-- Extracted material start --

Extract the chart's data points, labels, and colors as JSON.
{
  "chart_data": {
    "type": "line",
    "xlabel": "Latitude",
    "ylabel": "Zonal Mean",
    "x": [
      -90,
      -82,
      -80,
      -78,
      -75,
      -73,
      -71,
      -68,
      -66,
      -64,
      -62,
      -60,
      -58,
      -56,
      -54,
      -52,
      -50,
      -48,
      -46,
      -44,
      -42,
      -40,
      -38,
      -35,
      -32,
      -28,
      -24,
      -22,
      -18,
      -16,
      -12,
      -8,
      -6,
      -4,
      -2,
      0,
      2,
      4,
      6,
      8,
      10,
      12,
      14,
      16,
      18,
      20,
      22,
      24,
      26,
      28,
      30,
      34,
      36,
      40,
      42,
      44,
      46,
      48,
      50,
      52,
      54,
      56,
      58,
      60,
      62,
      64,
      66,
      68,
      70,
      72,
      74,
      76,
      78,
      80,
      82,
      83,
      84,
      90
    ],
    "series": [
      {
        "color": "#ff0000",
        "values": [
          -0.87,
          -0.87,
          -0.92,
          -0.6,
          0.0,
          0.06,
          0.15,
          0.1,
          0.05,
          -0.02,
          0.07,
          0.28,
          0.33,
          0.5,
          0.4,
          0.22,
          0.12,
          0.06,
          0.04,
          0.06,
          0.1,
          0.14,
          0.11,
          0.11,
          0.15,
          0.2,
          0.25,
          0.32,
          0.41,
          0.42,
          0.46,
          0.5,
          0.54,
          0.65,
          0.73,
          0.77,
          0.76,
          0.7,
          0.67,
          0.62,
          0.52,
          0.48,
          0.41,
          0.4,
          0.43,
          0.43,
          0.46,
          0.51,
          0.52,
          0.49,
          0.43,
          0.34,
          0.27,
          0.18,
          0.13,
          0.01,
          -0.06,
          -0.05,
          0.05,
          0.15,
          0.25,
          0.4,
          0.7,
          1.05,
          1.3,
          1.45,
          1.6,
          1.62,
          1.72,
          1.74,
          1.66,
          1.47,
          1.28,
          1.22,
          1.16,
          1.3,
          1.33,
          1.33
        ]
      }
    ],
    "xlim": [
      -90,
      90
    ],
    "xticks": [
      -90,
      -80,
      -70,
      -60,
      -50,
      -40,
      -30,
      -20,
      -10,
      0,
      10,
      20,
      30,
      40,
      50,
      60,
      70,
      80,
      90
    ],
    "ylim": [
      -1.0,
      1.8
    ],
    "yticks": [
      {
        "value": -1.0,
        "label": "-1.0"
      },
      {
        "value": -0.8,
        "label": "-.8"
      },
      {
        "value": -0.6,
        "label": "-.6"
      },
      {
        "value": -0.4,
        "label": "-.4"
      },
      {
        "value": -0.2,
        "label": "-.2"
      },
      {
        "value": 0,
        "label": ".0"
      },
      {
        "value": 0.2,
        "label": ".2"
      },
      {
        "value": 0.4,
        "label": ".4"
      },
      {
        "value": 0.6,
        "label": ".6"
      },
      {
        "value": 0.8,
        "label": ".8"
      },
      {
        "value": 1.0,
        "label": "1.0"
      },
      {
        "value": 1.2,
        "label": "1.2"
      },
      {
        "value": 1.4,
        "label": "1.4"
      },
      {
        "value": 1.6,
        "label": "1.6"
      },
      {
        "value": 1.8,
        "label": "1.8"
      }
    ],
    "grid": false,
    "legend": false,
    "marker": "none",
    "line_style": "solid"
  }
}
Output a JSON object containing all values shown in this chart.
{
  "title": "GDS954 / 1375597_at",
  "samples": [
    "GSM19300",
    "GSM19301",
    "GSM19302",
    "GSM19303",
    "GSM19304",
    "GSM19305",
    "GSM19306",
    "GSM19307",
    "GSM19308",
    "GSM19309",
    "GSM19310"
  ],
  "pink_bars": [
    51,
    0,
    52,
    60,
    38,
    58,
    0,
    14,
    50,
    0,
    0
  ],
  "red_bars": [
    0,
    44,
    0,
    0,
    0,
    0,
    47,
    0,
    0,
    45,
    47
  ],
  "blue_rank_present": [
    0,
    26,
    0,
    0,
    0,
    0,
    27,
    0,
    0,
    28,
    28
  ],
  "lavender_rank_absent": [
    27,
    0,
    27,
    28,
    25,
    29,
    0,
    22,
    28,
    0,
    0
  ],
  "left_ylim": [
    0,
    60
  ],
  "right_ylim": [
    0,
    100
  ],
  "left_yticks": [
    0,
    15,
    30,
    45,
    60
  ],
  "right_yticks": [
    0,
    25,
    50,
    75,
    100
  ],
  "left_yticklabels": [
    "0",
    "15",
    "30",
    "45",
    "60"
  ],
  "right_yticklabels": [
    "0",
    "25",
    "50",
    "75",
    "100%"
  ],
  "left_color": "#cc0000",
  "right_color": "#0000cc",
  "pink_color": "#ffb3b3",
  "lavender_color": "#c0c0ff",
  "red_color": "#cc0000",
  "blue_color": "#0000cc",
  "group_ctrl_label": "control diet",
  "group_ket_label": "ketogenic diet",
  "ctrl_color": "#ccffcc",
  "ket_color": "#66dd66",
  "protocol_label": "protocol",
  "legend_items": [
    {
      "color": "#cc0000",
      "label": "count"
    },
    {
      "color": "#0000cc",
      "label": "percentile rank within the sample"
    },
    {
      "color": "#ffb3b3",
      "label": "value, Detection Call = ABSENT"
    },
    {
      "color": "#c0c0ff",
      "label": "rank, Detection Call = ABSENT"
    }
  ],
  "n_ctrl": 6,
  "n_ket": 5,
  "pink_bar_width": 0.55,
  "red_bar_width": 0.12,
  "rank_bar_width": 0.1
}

-- Extracted material end --

Using the material above, print every entry exactly as written.

Extract the chart's data points, labels, and colors as JSON.
{
  "chart_data": {
    "type": "line",
    "xlabel": "Latitude",
    "ylabel": "Zonal Mean",
    "x": [
      -90,
      -82,
      -80,
      -78,
      -75,
      -73,
      -71,
      -68,
      -66,
      -64,
      -62,
      -60,
      -58,
      -56,
      -54,
      -52,
      -50,
      -48,
      -46,
      -44,
      -42,
      -40,
      -38,
      -35,
      -32,
      -28,
      -24,
      -22,
      -18,
      -16,
      -12,
      -8,
      -6,
      -4,
      -2,
      0,
      2,
      4,
      6,
      8,
      10,
      12,
      14,
      16,
      18,
      20,
      22,
      24,
      26,
      28,
      30,
      34,
      36,
      40,
      42,
      44,
      46,
      48,
      50,
      52,
      54,
      56,
      58,
      60,
      62,
      64,
      66,
      68,
      70,
      72,
      74,
      76,
      78,
      80,
      82,
      83,
      84,
      90
    ],
    "series": [
      {
        "color": "#ff0000",
        "values": [
          -0.87,
          -0.87,
          -0.92,
          -0.6,
          0.0,
          0.06,
          0.15,
          0.1,
          0.05,
          -0.02,
          0.07,
          0.28,
          0.33,
          0.5,
          0.4,
          0.22,
          0.12,
          0.06,
          0.04,
          0.06,
          0.1,
          0.14,
          0.11,
          0.11,
          0.15,
          0.2,
          0.25,
          0.32,
          0.41,
          0.42,
          0.46,
          0.5,
          0.54,
          0.65,
          0.73,
          0.77,
          0.76,
          0.7,
          0.67,
          0.62,
          0.52,
          0.48,
          0.41,
          0.4,
          0.43,
          0.43,
          0.46,
          0.51,
          0.52,
          0.49,
          0.43,
          0.34,
          0.27,
          0.18,
          0.13,
          0.01,
          -0.06,
          -0.05,
          0.05,
          0.15,
          0.25,
          0.4,
          0.7,
          1.05,
          1.3,
          1.45,
          1.6,
          1.62,
          1.72,
          1.74,
          1.66,
          1.47,
          1.28,
          1.22,
          1.16,
          1.3,
          1.33,
          1.33
        ]
      }
    ],
    "xlim": [
      -90,
      90
    ],
    "xticks": [
      -90,
      -80,
      -70,
      -60,
      -50,
      -40,
      -30,
      -20,
      -10,
      0,
      10,
      20,
      30,
      40,
      50,
      60,
      70,
      80,
      90
    ],
    "ylim": [
      -1.0,
      1.8
    ],
    "yticks": [
      {
        "value": -1.0,
        "label": "-1.0"
      },
      {
        "value": -0.8,
        "label": "-.8"
      },
      {
        "value": -0.6,
        "label": "-.6"
      },
      {
        "value": -0.4,
        "label": "-.4"
      },
      {
        "value": -0.2,
        "label": "-.2"
      },
      {
        "value": 0,
        "label": ".0"
      },
      {
        "value": 0.2,
        "label": ".2"
      },
      {
        "value": 0.4,
        "label": ".4"
      },
      {
        "value": 0.6,
        "label": ".6"
      },
      {
        "value": 0.8,
        "label": ".8"
      },
      {
        "value": 1.0,
        "label": "1.0"
      },
      {
        "value": 1.2,
        "label": "1.2"
      },
      {
        "value": 1.4,
        "label": "1.4"
      },
      {
        "value": 1.6,
        "label": "1.6"
      },
      {
        "value": 1.8,
        "label": "1.8"
      }
    ],
    "grid": false,
    "legend": false,
    "marker": "none",
    "line_style": "solid"
  }
}
Output a JSON object containing all values shown in this chart.
{
  "title": "GDS954 / 1375597_at",
  "samples": [
    "GSM19300",
    "GSM19301",
    "GSM19302",
    "GSM19303",
    "GSM19304",
    "GSM19305",
    "GSM19306",
    "GSM19307",
    "GSM19308",
    "GSM19309",
    "GSM19310"
  ],
  "pink_bars": [
    51,
    0,
    52,
    60,
    38,
    58,
    0,
    14,
    50,
    0,
    0
  ],
  "red_bars": [
    0,
    44,
    0,
    0,
    0,
    0,
    47,
    0,
    0,
    45,
    47
  ],
  "blue_rank_present": [
    0,
    26,
    0,
    0,
    0,
    0,
    27,
    0,
    0,
    28,
    28
  ],
  "lavender_rank_absent": [
    27,
    0,
    27,
    28,
    25,
    29,
    0,
    22,
    28,
    0,
    0
  ],
  "left_ylim": [
    0,
    60
  ],
  "right_ylim": [
    0,
    100
  ],
  "left_yticks": [
    0,
    15,
    30,
    45,
    60
  ],
  "right_yticks": [
    0,
    25,
    50,
    75,
    100
  ],
  "left_yticklabels": [
    "0",
    "15",
    "30",
    "45",
    "60"
  ],
  "right_yticklabels": [
    "0",
    "25",
    "50",
    "75",
    "100%"
  ],
  "left_color": "#cc0000",
  "right_color": "#0000cc",
  "pink_color": "#ffb3b3",
  "lavender_color": "#c0c0ff",
  "red_color": "#cc0000",
  "blue_color": "#0000cc",
  "group_ctrl_label": "control diet",
  "group_ket_label": "ketogenic diet",
  "ctrl_color": "#ccffcc",
  "ket_color": "#66dd66",
  "protocol_label": "protocol",
  "legend_items": [
    {
      "color": "#cc0000",
      "label": "count"
    },
    {
      "color": "#0000cc",
      "label": "percentile rank within the sample"
    },
    {
      "color": "#ffb3b3",
      "label": "value, Detection Call = ABSENT"
    },
    {
      "color": "#c0c0ff",
      "label": "rank, Detection Call = ABSENT"
    }
  ],
  "n_ctrl": 6,
  "n_ket": 5,
  "pink_bar_width": 0.55,
  "red_bar_width": 0.12,
  "rank_bar_width": 0.1
}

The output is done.